### Written instruction
Identify and pull out each line of the entries in which "Decide" occurs.

### Available data
-------------------------

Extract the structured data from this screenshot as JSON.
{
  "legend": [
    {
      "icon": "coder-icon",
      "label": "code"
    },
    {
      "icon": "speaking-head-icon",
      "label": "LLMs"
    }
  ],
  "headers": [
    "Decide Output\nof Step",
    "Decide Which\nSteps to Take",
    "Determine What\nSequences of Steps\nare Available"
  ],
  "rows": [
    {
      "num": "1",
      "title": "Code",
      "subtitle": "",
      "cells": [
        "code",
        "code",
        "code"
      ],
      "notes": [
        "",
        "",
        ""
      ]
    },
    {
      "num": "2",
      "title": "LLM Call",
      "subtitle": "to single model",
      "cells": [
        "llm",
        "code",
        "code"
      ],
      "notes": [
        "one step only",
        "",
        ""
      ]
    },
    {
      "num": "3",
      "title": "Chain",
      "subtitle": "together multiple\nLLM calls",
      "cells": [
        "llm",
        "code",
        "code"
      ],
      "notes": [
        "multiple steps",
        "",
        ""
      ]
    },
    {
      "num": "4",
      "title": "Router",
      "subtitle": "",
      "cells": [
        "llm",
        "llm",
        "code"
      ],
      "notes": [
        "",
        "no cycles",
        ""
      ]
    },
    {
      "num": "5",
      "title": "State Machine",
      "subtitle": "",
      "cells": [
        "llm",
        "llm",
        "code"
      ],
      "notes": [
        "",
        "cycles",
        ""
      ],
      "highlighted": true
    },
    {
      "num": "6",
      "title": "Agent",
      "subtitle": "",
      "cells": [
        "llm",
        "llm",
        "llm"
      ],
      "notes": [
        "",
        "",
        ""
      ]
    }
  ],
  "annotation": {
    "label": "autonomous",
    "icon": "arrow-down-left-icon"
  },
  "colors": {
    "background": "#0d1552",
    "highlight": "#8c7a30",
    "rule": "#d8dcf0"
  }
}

-------------------------

### Output of the exercise
    "Decide Output\nof Step",
    "Decide Which\nSteps to Take",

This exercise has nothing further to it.